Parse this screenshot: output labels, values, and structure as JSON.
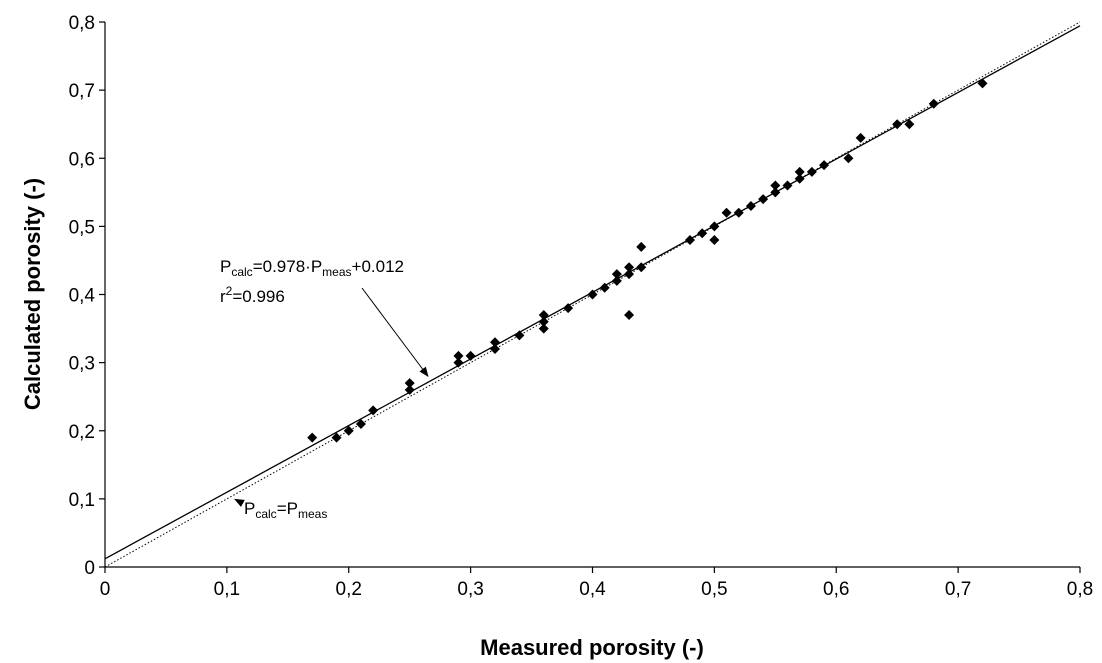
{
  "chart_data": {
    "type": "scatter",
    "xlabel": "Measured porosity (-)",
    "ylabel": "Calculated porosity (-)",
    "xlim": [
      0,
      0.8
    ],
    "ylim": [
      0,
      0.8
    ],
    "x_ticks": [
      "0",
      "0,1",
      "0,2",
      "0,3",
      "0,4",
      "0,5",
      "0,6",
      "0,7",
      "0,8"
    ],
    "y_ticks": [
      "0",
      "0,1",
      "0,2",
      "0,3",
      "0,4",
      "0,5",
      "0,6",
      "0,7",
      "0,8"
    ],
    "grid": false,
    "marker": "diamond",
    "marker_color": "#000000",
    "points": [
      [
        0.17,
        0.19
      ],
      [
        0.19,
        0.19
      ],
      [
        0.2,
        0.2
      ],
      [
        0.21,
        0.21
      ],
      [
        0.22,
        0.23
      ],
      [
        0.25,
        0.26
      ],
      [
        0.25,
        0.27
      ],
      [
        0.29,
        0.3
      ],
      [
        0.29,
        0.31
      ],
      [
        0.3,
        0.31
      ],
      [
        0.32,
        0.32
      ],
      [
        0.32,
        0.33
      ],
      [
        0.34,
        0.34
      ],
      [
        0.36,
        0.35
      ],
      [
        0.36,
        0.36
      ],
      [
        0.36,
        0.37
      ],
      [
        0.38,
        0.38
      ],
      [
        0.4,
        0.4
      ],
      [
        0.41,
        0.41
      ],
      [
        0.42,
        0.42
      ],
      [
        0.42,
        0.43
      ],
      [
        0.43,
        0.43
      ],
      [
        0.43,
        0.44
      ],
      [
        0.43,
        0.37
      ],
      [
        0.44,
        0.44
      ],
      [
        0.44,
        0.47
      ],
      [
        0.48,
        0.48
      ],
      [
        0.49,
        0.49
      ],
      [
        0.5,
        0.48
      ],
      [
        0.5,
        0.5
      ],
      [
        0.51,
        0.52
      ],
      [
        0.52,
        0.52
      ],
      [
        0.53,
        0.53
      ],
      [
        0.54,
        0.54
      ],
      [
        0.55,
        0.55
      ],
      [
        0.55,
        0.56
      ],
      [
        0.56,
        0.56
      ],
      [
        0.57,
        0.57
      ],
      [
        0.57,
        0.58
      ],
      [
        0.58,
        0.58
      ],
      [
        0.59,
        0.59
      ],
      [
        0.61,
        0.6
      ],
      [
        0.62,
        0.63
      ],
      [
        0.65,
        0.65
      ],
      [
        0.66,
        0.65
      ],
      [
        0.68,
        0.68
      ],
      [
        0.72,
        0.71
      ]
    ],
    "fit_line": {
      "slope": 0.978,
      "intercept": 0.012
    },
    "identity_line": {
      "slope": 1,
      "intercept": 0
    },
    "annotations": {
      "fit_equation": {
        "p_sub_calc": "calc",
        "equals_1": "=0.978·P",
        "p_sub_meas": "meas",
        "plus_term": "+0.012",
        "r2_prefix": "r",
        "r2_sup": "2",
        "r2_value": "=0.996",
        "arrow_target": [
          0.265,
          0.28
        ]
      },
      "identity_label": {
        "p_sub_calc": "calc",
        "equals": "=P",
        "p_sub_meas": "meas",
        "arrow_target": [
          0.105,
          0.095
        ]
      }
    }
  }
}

Exercise:
Restate each line of the records exactly; pictures do not belong in the copy.

Answer for this exercise:
Parse this screenshot: output labels, values, and structure as JSON.
{
  "chart_data": {
    "type": "scatter",
    "xlabel": "Measured porosity (-)",
    "ylabel": "Calculated porosity (-)",
    "xlim": [
      0,
      0.8
    ],
    "ylim": [
      0,
      0.8
    ],
    "x_ticks": [
      "0",
      "0,1",
      "0,2",
      "0,3",
      "0,4",
      "0,5",
      "0,6",
      "0,7",
      "0,8"
    ],
    "y_ticks": [
      "0",
      "0,1",
      "0,2",
      "0,3",
      "0,4",
      "0,5",
      "0,6",
      "0,7",
      "0,8"
    ],
    "grid": false,
    "marker": "diamond",
    "marker_color": "#000000",
    "points": [
      [
        0.17,
        0.19
      ],
      [
        0.19,
        0.19
      ],
      [
        0.2,
        0.2
      ],
      [
        0.21,
        0.21
      ],
      [
        0.22,
        0.23
      ],
      [
        0.25,
        0.26
      ],
      [
        0.25,
        0.27
      ],
      [
        0.29,
        0.3
      ],
      [
        0.29,
        0.31
      ],
      [
        0.3,
        0.31
      ],
      [
        0.32,
        0.32
      ],
      [
        0.32,
        0.33
      ],
      [
        0.34,
        0.34
      ],
      [
        0.36,
        0.35
      ],
      [
        0.36,
        0.36
      ],
      [
        0.36,
        0.37
      ],
      [
        0.38,
        0.38
      ],
      [
        0.4,
        0.4
      ],
      [
        0.41,
        0.41
      ],
      [
        0.42,
        0.42
      ],
      [
        0.42,
        0.43
      ],
      [
        0.43,
        0.43
      ],
      [
        0.43,
        0.44
      ],
      [
        0.43,
        0.37
      ],
      [
        0.44,
        0.44
      ],
      [
        0.44,
        0.47
      ],
      [
        0.48,
        0.48
      ],
      [
        0.49,
        0.49
      ],
      [
        0.5,
        0.48
      ],
      [
        0.5,
        0.5
      ],
      [
        0.51,
        0.52
      ],
      [
        0.52,
        0.52
      ],
      [
        0.53,
        0.53
      ],
      [
        0.54,
        0.54
      ],
      [
        0.55,
        0.55
      ],
      [
        0.55,
        0.56
      ],
      [
        0.56,
        0.56
      ],
      [
        0.57,
        0.57
      ],
      [
        0.57,
        0.58
      ],
      [
        0.58,
        0.58
      ],
      [
        0.59,
        0.59
      ],
      [
        0.61,
        0.6
      ],
      [
        0.62,
        0.63
      ],
      [
        0.65,
        0.65
      ],
      [
        0.66,
        0.65
      ],
      [
        0.68,
        0.68
      ],
      [
        0.72,
        0.71
      ]
    ],
    "fit_line": {
      "slope": 0.978,
      "intercept": 0.012
    },
    "identity_line": {
      "slope": 1,
      "intercept": 0
    },
    "annotations": {
      "fit_equation": {
        "p_sub_calc": "calc",
        "equals_1": "=0.978·P",
        "p_sub_meas": "meas",
        "plus_term": "+0.012",
        "r2_prefix": "r",
        "r2_sup": "2",
        "r2_value": "=0.996",
        "arrow_target": [
          0.265,
          0.28
        ]
      },
      "identity_label": {
        "p_sub_calc": "calc",
        "equals": "=P",
        "p_sub_meas": "meas",
        "arrow_target": [
          0.105,
          0.095
        ]
      }
    }
  }
}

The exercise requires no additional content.